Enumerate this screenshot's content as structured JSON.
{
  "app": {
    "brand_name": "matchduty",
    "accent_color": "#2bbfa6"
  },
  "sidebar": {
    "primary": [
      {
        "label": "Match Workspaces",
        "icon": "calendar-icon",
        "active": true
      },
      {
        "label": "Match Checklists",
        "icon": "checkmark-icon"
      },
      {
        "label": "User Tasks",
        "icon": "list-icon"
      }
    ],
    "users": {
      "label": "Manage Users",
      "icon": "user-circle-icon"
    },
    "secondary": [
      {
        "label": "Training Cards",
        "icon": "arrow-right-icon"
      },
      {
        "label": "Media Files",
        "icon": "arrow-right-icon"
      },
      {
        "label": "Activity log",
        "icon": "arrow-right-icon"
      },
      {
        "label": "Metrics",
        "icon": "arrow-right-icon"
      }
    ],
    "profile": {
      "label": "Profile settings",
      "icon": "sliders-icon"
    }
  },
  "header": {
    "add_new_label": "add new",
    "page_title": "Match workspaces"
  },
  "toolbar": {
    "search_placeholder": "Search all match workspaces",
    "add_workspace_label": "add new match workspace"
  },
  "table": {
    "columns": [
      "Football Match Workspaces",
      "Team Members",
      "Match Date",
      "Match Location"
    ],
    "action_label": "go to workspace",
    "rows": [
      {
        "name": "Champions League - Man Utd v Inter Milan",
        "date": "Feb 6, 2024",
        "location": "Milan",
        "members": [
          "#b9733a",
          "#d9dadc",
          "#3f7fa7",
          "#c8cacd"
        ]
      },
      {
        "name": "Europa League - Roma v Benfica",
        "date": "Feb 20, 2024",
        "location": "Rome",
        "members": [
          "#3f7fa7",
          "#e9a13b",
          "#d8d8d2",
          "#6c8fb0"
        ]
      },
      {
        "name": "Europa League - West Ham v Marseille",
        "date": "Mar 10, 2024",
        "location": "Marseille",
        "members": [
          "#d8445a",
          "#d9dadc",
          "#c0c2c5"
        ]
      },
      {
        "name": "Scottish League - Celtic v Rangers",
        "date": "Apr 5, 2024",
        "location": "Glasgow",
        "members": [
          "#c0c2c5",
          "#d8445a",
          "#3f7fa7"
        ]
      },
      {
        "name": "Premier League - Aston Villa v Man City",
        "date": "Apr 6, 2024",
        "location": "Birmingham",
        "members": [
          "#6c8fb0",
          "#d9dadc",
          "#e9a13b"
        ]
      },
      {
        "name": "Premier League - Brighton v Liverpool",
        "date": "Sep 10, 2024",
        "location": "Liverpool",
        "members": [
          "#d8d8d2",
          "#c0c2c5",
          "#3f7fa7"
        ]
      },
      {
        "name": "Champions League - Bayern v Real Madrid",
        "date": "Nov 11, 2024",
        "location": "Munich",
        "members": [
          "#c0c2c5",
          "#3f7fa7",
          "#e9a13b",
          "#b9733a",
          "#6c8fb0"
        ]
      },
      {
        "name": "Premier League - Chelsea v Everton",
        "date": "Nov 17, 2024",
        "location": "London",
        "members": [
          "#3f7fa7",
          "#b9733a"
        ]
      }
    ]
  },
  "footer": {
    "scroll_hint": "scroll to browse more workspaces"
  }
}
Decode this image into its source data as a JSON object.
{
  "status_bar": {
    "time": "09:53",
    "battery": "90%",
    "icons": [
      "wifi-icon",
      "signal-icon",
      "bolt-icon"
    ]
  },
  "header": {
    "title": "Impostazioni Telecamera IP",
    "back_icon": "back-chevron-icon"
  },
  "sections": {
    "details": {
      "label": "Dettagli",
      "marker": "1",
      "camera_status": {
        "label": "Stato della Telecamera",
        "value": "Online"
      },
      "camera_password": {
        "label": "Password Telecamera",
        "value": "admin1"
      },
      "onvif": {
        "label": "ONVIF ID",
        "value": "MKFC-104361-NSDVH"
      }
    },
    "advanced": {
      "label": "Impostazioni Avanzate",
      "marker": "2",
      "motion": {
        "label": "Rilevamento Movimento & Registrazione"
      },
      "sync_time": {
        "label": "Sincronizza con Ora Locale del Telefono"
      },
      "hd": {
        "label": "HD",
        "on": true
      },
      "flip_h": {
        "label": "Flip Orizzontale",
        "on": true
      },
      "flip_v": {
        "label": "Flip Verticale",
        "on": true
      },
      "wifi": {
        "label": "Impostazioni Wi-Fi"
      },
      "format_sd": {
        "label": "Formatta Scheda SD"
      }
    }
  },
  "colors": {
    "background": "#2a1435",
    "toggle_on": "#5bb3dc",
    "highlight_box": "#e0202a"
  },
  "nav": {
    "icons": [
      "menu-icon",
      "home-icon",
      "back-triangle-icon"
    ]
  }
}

» **WHAT IS EXPECTED**
Copy every line in the records above that contains the word "Champions".

» **SOLUTION FOR THIS EXERCISE**
        "name": "Champions League - Man Utd v Inter Milan",
        "name": "Champions League - Bayern v Real Madrid",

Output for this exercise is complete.